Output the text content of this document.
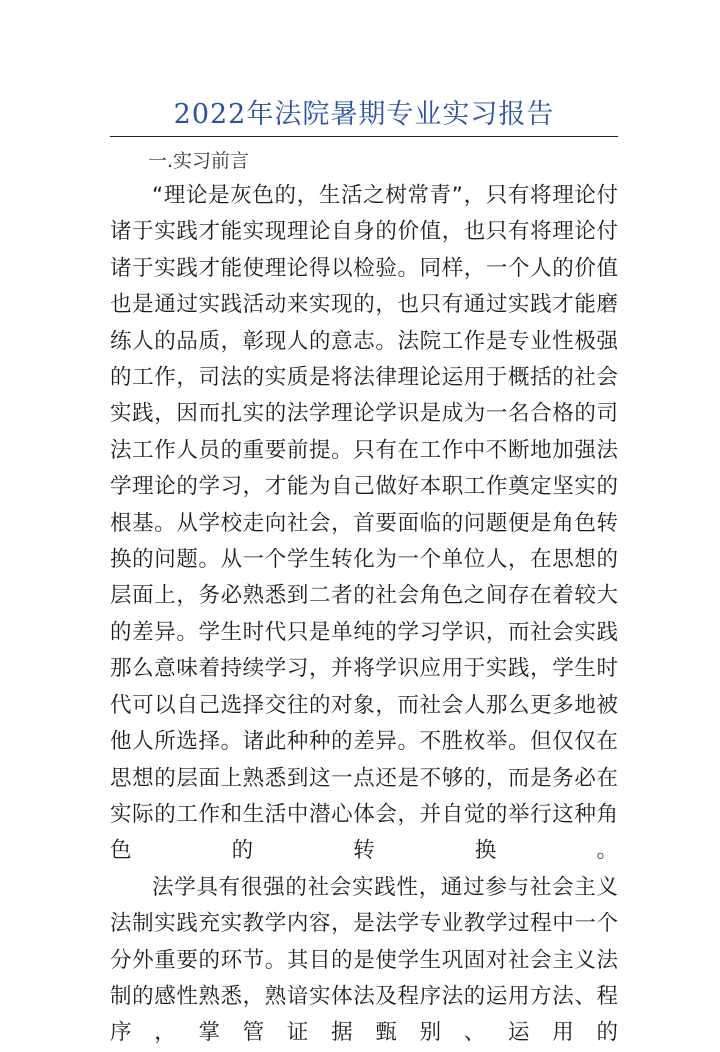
2022年法院暑期专业实习报告
一.实习前言

“理论是灰色的，生活之树常青”，只有将理论付诸于实践才能实现理论自身的价值，也只有将理论付诸于实践才能使理论得以检验。同样，一个人的价值也是通过实践活动来实现的，也只有通过实践才能磨练人的品质，彰现人的意志。法院工作是专业性极强的工作，司法的实质是将法律理论运用于概括的社会实践，因而扎实的法学理论学识是成为一名合格的司法工作人员的重要前提。只有在工作中不断地加强法学理论的学习，才能为自己做好本职工作奠定坚实的根基。从学校走向社会，首要面临的问题便是角色转换的问题。从一个学生转化为一个单位人，在思想的层面上，务必熟悉到二者的社会角色之间存在着较大的差异。学生时代只是单纯的学习学识，而社会实践那么意味着持续学习，并将学识应用于实践，学生时代可以自己选择交往的对象，而社会人那么更多地被他人所选择。诸此种种的差异。不胜枚举。但仅仅在思想的层面上熟悉到这一点还是不够的，而是务必在实际的工作和生活中潜心体会，并自觉的举行这种角色的转换。

法学具有很强的社会实践性，通过参与社会主义法制实践充实教学内容，是法学专业教学过程中一个分外重要的环节。其目的是使学生巩固对社会主义法制的感性熟悉，熟谙实体法及程序法的运用方法、程序，掌管证据甄别、运用的
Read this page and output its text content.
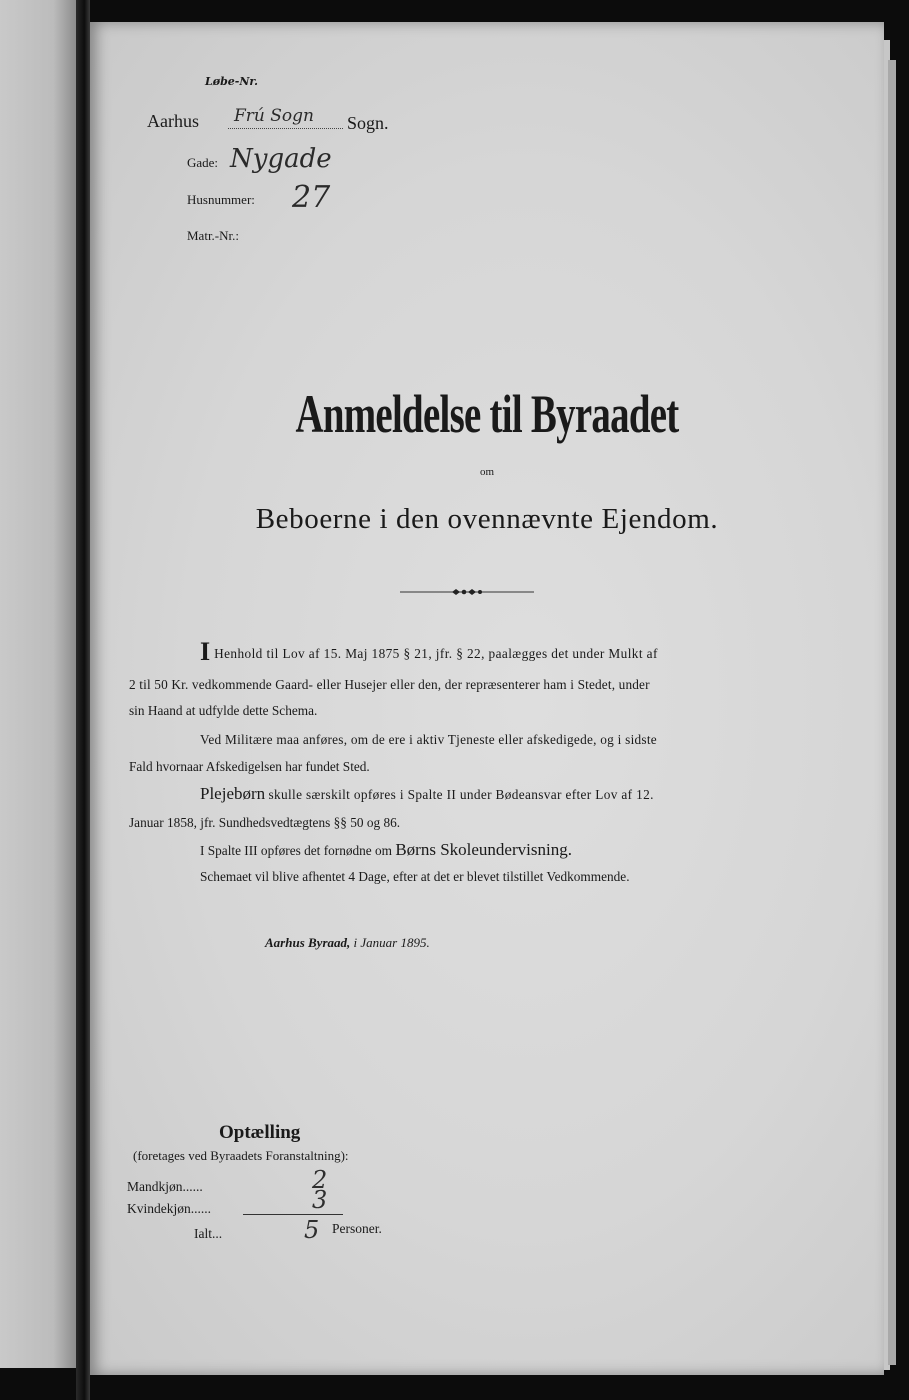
Løbe-Nr.
Aarhus Frú Sogn Sogn.
Gade: Nygade
Husnummer: 27
Matr.-Nr.:
Anmeldelse til Byraadet
om
Beboerne i den ovennævnte Ejendom.
I Henhold til Lov af 15. Maj 1875 § 21, jfr. § 22, paalægges det under Mulkt af
2 til 50 Kr. vedkommende Gaard- eller Husejer eller den, der repræsenterer ham i Stedet, under
sin Haand at udfylde dette Schema.
Ved Militære maa anføres, om de ere i aktiv Tjeneste eller afskedigede, og i sidste
Fald hvornaar Afskedigelsen har fundet Sted.
Plejebørn skulle særskilt opføres i Spalte II under Bødeansvar efter Lov af 12.
Januar 1858, jfr. Sundhedsvedtægtens §§ 50 og 86.
I Spalte III opføres det fornødne om Børns Skoleundervisning.
Schemaet vil blive afhentet 4 Dage, efter at det er blevet tilstillet Vedkommende.
Aarhus Byraad, i Januar 1895.
Optælling
(foretages ved Byraadets Foranstaltning):
Mandkjøn......	2
Kvindekjøn......	3
Ialt...	5 Personer.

+++

== TASK TO CARRY OUT ==
From the line holding "Read this page and output its text content." to the last line of the listing, please output each line exactly as it stands. Pictures stay out of the copy.

== WRITTEN ANSWER ==
Read this page and output its text content.
Løbe-Nr.
Aarhus Frú Sogn Sogn.
Gade: Nygade
Husnummer: 27
Matr.-Nr.:
Anmeldelse til Byraadet
om
Beboerne i den ovennævnte Ejendom.
I Henhold til Lov af 15. Maj 1875 § 21, jfr. § 22, paalægges det under Mulkt af
2 til 50 Kr. vedkommende Gaard- eller Husejer eller den, der repræsenterer ham i Stedet, under
sin Haand at udfylde dette Schema.
Ved Militære maa anføres, om de ere i aktiv Tjeneste eller afskedigede, og i sidste
Fald hvornaar Afskedigelsen har fundet Sted.
Plejebørn skulle særskilt opføres i Spalte II under Bødeansvar efter Lov af 12.
Januar 1858, jfr. Sundhedsvedtægtens §§ 50 og 86.
I Spalte III opføres det fornødne om Børns Skoleundervisning.
Schemaet vil blive afhentet 4 Dage, efter at det er blevet tilstillet Vedkommende.
Aarhus Byraad, i Januar 1895.
Optælling
(foretages ved Byraadets Foranstaltning):
Mandkjøn......	2
Kvindekjøn......	3
Ialt...	5 Personer.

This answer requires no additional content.